- WHAT YOU HAVE TO DO
Output the full listing below exactly, without the pictures.

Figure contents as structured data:
▬▬▬

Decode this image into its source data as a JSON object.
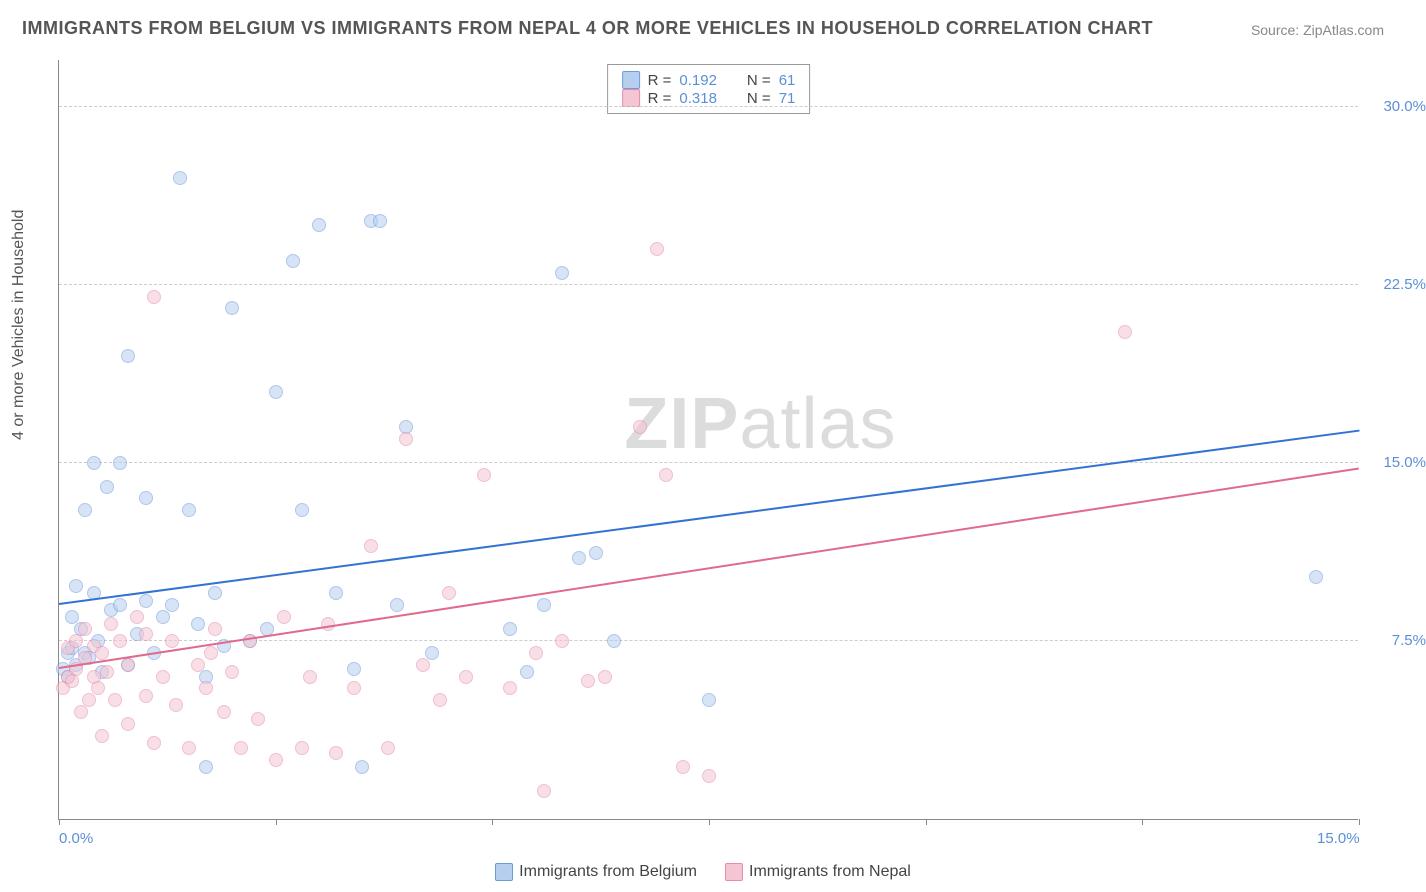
{
  "title": "IMMIGRANTS FROM BELGIUM VS IMMIGRANTS FROM NEPAL 4 OR MORE VEHICLES IN HOUSEHOLD CORRELATION CHART",
  "source_prefix": "Source: ",
  "source_name": "ZipAtlas.com",
  "ylabel": "4 or more Vehicles in Household",
  "watermark_bold": "ZIP",
  "watermark_rest": "atlas",
  "chart": {
    "type": "scatter",
    "xlim": [
      0.0,
      15.0
    ],
    "ylim": [
      0.0,
      32.0
    ],
    "xticks": [
      0.0,
      2.5,
      5.0,
      7.5,
      10.0,
      12.5,
      15.0
    ],
    "xtick_labels_shown": {
      "0": "0.0%",
      "6": "15.0%"
    },
    "yticks": [
      7.5,
      15.0,
      22.5,
      30.0
    ],
    "ytick_labels": [
      "7.5%",
      "15.0%",
      "22.5%",
      "30.0%"
    ],
    "grid_color": "#cccccc",
    "axis_color": "#888888",
    "background_color": "#ffffff",
    "series": [
      {
        "name": "Immigrants from Belgium",
        "color_fill": "#b7cfef",
        "color_stroke": "#6d9adf",
        "r_value": "0.192",
        "n_value": "61",
        "trend": {
          "x1": 0.0,
          "y1": 9.0,
          "x2": 15.0,
          "y2": 16.3,
          "color": "#3273d1",
          "width": 2
        },
        "points": [
          [
            0.05,
            6.3
          ],
          [
            0.1,
            7.0
          ],
          [
            0.1,
            6.0
          ],
          [
            0.15,
            7.2
          ],
          [
            0.15,
            8.5
          ],
          [
            0.2,
            6.5
          ],
          [
            0.2,
            9.8
          ],
          [
            0.25,
            8.0
          ],
          [
            0.3,
            7.0
          ],
          [
            0.3,
            13.0
          ],
          [
            0.35,
            6.8
          ],
          [
            0.4,
            9.5
          ],
          [
            0.4,
            15.0
          ],
          [
            0.45,
            7.5
          ],
          [
            0.5,
            6.2
          ],
          [
            0.55,
            14.0
          ],
          [
            0.6,
            8.8
          ],
          [
            0.7,
            15.0
          ],
          [
            0.7,
            9.0
          ],
          [
            0.8,
            6.5
          ],
          [
            0.8,
            19.5
          ],
          [
            0.9,
            7.8
          ],
          [
            1.0,
            13.5
          ],
          [
            1.0,
            9.2
          ],
          [
            1.1,
            7.0
          ],
          [
            1.2,
            8.5
          ],
          [
            1.3,
            9.0
          ],
          [
            1.4,
            27.0
          ],
          [
            1.5,
            13.0
          ],
          [
            1.6,
            8.2
          ],
          [
            1.7,
            2.2
          ],
          [
            1.7,
            6.0
          ],
          [
            1.8,
            9.5
          ],
          [
            1.9,
            7.3
          ],
          [
            2.0,
            21.5
          ],
          [
            2.2,
            7.5
          ],
          [
            2.4,
            8.0
          ],
          [
            2.5,
            18.0
          ],
          [
            2.7,
            23.5
          ],
          [
            2.8,
            13.0
          ],
          [
            3.0,
            25.0
          ],
          [
            3.2,
            9.5
          ],
          [
            3.4,
            6.3
          ],
          [
            3.5,
            2.2
          ],
          [
            3.6,
            25.2
          ],
          [
            3.7,
            25.2
          ],
          [
            3.9,
            9.0
          ],
          [
            4.0,
            16.5
          ],
          [
            4.3,
            7.0
          ],
          [
            5.2,
            8.0
          ],
          [
            5.4,
            6.2
          ],
          [
            5.6,
            9.0
          ],
          [
            5.8,
            23.0
          ],
          [
            6.0,
            11.0
          ],
          [
            6.2,
            11.2
          ],
          [
            6.4,
            7.5
          ],
          [
            7.5,
            5.0
          ],
          [
            14.5,
            10.2
          ]
        ]
      },
      {
        "name": "Immigrants from Nepal",
        "color_fill": "#f4c6d3",
        "color_stroke": "#e98aaa",
        "r_value": "0.318",
        "n_value": "71",
        "trend": {
          "x1": 0.0,
          "y1": 6.3,
          "x2": 15.0,
          "y2": 14.7,
          "color": "#e06a8d",
          "width": 2
        },
        "points": [
          [
            0.05,
            5.5
          ],
          [
            0.1,
            6.0
          ],
          [
            0.1,
            7.2
          ],
          [
            0.15,
            5.8
          ],
          [
            0.2,
            6.3
          ],
          [
            0.2,
            7.5
          ],
          [
            0.25,
            4.5
          ],
          [
            0.3,
            6.8
          ],
          [
            0.3,
            8.0
          ],
          [
            0.35,
            5.0
          ],
          [
            0.4,
            6.0
          ],
          [
            0.4,
            7.3
          ],
          [
            0.45,
            5.5
          ],
          [
            0.5,
            3.5
          ],
          [
            0.5,
            7.0
          ],
          [
            0.55,
            6.2
          ],
          [
            0.6,
            8.2
          ],
          [
            0.65,
            5.0
          ],
          [
            0.7,
            7.5
          ],
          [
            0.8,
            4.0
          ],
          [
            0.8,
            6.5
          ],
          [
            0.9,
            8.5
          ],
          [
            1.0,
            5.2
          ],
          [
            1.0,
            7.8
          ],
          [
            1.1,
            3.2
          ],
          [
            1.1,
            22.0
          ],
          [
            1.2,
            6.0
          ],
          [
            1.3,
            7.5
          ],
          [
            1.35,
            4.8
          ],
          [
            1.5,
            3.0
          ],
          [
            1.6,
            6.5
          ],
          [
            1.7,
            5.5
          ],
          [
            1.75,
            7.0
          ],
          [
            1.8,
            8.0
          ],
          [
            1.9,
            4.5
          ],
          [
            2.0,
            6.2
          ],
          [
            2.1,
            3.0
          ],
          [
            2.2,
            7.5
          ],
          [
            2.3,
            4.2
          ],
          [
            2.5,
            2.5
          ],
          [
            2.6,
            8.5
          ],
          [
            2.8,
            3.0
          ],
          [
            2.9,
            6.0
          ],
          [
            3.1,
            8.2
          ],
          [
            3.2,
            2.8
          ],
          [
            3.4,
            5.5
          ],
          [
            3.6,
            11.5
          ],
          [
            3.8,
            3.0
          ],
          [
            4.0,
            16.0
          ],
          [
            4.2,
            6.5
          ],
          [
            4.4,
            5.0
          ],
          [
            4.5,
            9.5
          ],
          [
            4.7,
            6.0
          ],
          [
            4.9,
            14.5
          ],
          [
            5.2,
            5.5
          ],
          [
            5.5,
            7.0
          ],
          [
            5.6,
            1.2
          ],
          [
            5.8,
            7.5
          ],
          [
            6.1,
            5.8
          ],
          [
            6.3,
            6.0
          ],
          [
            6.7,
            16.5
          ],
          [
            6.9,
            24.0
          ],
          [
            7.0,
            14.5
          ],
          [
            7.2,
            2.2
          ],
          [
            7.5,
            1.8
          ],
          [
            12.3,
            20.5
          ]
        ]
      }
    ],
    "legend_top": {
      "r_label": "R =",
      "n_label": "N ="
    },
    "legend_bottom_labels": [
      "Immigrants from Belgium",
      "Immigrants from Nepal"
    ]
  }
}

▬▬▬

- ANSWER TO THIS PROBLEM
Decode this image into its source data as a JSON object.
{
  "title": "IMMIGRANTS FROM BELGIUM VS IMMIGRANTS FROM NEPAL 4 OR MORE VEHICLES IN HOUSEHOLD CORRELATION CHART",
  "source_prefix": "Source: ",
  "source_name": "ZipAtlas.com",
  "ylabel": "4 or more Vehicles in Household",
  "watermark_bold": "ZIP",
  "watermark_rest": "atlas",
  "chart": {
    "type": "scatter",
    "xlim": [
      0.0,
      15.0
    ],
    "ylim": [
      0.0,
      32.0
    ],
    "xticks": [
      0.0,
      2.5,
      5.0,
      7.5,
      10.0,
      12.5,
      15.0
    ],
    "xtick_labels_shown": {
      "0": "0.0%",
      "6": "15.0%"
    },
    "yticks": [
      7.5,
      15.0,
      22.5,
      30.0
    ],
    "ytick_labels": [
      "7.5%",
      "15.0%",
      "22.5%",
      "30.0%"
    ],
    "grid_color": "#cccccc",
    "axis_color": "#888888",
    "background_color": "#ffffff",
    "series": [
      {
        "name": "Immigrants from Belgium",
        "color_fill": "#b7cfef",
        "color_stroke": "#6d9adf",
        "r_value": "0.192",
        "n_value": "61",
        "trend": {
          "x1": 0.0,
          "y1": 9.0,
          "x2": 15.0,
          "y2": 16.3,
          "color": "#3273d1",
          "width": 2
        },
        "points": [
          [
            0.05,
            6.3
          ],
          [
            0.1,
            7.0
          ],
          [
            0.1,
            6.0
          ],
          [
            0.15,
            7.2
          ],
          [
            0.15,
            8.5
          ],
          [
            0.2,
            6.5
          ],
          [
            0.2,
            9.8
          ],
          [
            0.25,
            8.0
          ],
          [
            0.3,
            7.0
          ],
          [
            0.3,
            13.0
          ],
          [
            0.35,
            6.8
          ],
          [
            0.4,
            9.5
          ],
          [
            0.4,
            15.0
          ],
          [
            0.45,
            7.5
          ],
          [
            0.5,
            6.2
          ],
          [
            0.55,
            14.0
          ],
          [
            0.6,
            8.8
          ],
          [
            0.7,
            15.0
          ],
          [
            0.7,
            9.0
          ],
          [
            0.8,
            6.5
          ],
          [
            0.8,
            19.5
          ],
          [
            0.9,
            7.8
          ],
          [
            1.0,
            13.5
          ],
          [
            1.0,
            9.2
          ],
          [
            1.1,
            7.0
          ],
          [
            1.2,
            8.5
          ],
          [
            1.3,
            9.0
          ],
          [
            1.4,
            27.0
          ],
          [
            1.5,
            13.0
          ],
          [
            1.6,
            8.2
          ],
          [
            1.7,
            2.2
          ],
          [
            1.7,
            6.0
          ],
          [
            1.8,
            9.5
          ],
          [
            1.9,
            7.3
          ],
          [
            2.0,
            21.5
          ],
          [
            2.2,
            7.5
          ],
          [
            2.4,
            8.0
          ],
          [
            2.5,
            18.0
          ],
          [
            2.7,
            23.5
          ],
          [
            2.8,
            13.0
          ],
          [
            3.0,
            25.0
          ],
          [
            3.2,
            9.5
          ],
          [
            3.4,
            6.3
          ],
          [
            3.5,
            2.2
          ],
          [
            3.6,
            25.2
          ],
          [
            3.7,
            25.2
          ],
          [
            3.9,
            9.0
          ],
          [
            4.0,
            16.5
          ],
          [
            4.3,
            7.0
          ],
          [
            5.2,
            8.0
          ],
          [
            5.4,
            6.2
          ],
          [
            5.6,
            9.0
          ],
          [
            5.8,
            23.0
          ],
          [
            6.0,
            11.0
          ],
          [
            6.2,
            11.2
          ],
          [
            6.4,
            7.5
          ],
          [
            7.5,
            5.0
          ],
          [
            14.5,
            10.2
          ]
        ]
      },
      {
        "name": "Immigrants from Nepal",
        "color_fill": "#f4c6d3",
        "color_stroke": "#e98aaa",
        "r_value": "0.318",
        "n_value": "71",
        "trend": {
          "x1": 0.0,
          "y1": 6.3,
          "x2": 15.0,
          "y2": 14.7,
          "color": "#e06a8d",
          "width": 2
        },
        "points": [
          [
            0.05,
            5.5
          ],
          [
            0.1,
            6.0
          ],
          [
            0.1,
            7.2
          ],
          [
            0.15,
            5.8
          ],
          [
            0.2,
            6.3
          ],
          [
            0.2,
            7.5
          ],
          [
            0.25,
            4.5
          ],
          [
            0.3,
            6.8
          ],
          [
            0.3,
            8.0
          ],
          [
            0.35,
            5.0
          ],
          [
            0.4,
            6.0
          ],
          [
            0.4,
            7.3
          ],
          [
            0.45,
            5.5
          ],
          [
            0.5,
            3.5
          ],
          [
            0.5,
            7.0
          ],
          [
            0.55,
            6.2
          ],
          [
            0.6,
            8.2
          ],
          [
            0.65,
            5.0
          ],
          [
            0.7,
            7.5
          ],
          [
            0.8,
            4.0
          ],
          [
            0.8,
            6.5
          ],
          [
            0.9,
            8.5
          ],
          [
            1.0,
            5.2
          ],
          [
            1.0,
            7.8
          ],
          [
            1.1,
            3.2
          ],
          [
            1.1,
            22.0
          ],
          [
            1.2,
            6.0
          ],
          [
            1.3,
            7.5
          ],
          [
            1.35,
            4.8
          ],
          [
            1.5,
            3.0
          ],
          [
            1.6,
            6.5
          ],
          [
            1.7,
            5.5
          ],
          [
            1.75,
            7.0
          ],
          [
            1.8,
            8.0
          ],
          [
            1.9,
            4.5
          ],
          [
            2.0,
            6.2
          ],
          [
            2.1,
            3.0
          ],
          [
            2.2,
            7.5
          ],
          [
            2.3,
            4.2
          ],
          [
            2.5,
            2.5
          ],
          [
            2.6,
            8.5
          ],
          [
            2.8,
            3.0
          ],
          [
            2.9,
            6.0
          ],
          [
            3.1,
            8.2
          ],
          [
            3.2,
            2.8
          ],
          [
            3.4,
            5.5
          ],
          [
            3.6,
            11.5
          ],
          [
            3.8,
            3.0
          ],
          [
            4.0,
            16.0
          ],
          [
            4.2,
            6.5
          ],
          [
            4.4,
            5.0
          ],
          [
            4.5,
            9.5
          ],
          [
            4.7,
            6.0
          ],
          [
            4.9,
            14.5
          ],
          [
            5.2,
            5.5
          ],
          [
            5.5,
            7.0
          ],
          [
            5.6,
            1.2
          ],
          [
            5.8,
            7.5
          ],
          [
            6.1,
            5.8
          ],
          [
            6.3,
            6.0
          ],
          [
            6.7,
            16.5
          ],
          [
            6.9,
            24.0
          ],
          [
            7.0,
            14.5
          ],
          [
            7.2,
            2.2
          ],
          [
            7.5,
            1.8
          ],
          [
            12.3,
            20.5
          ]
        ]
      }
    ],
    "legend_top": {
      "r_label": "R =",
      "n_label": "N ="
    },
    "legend_bottom_labels": [
      "Immigrants from Belgium",
      "Immigrants from Nepal"
    ]
  }
}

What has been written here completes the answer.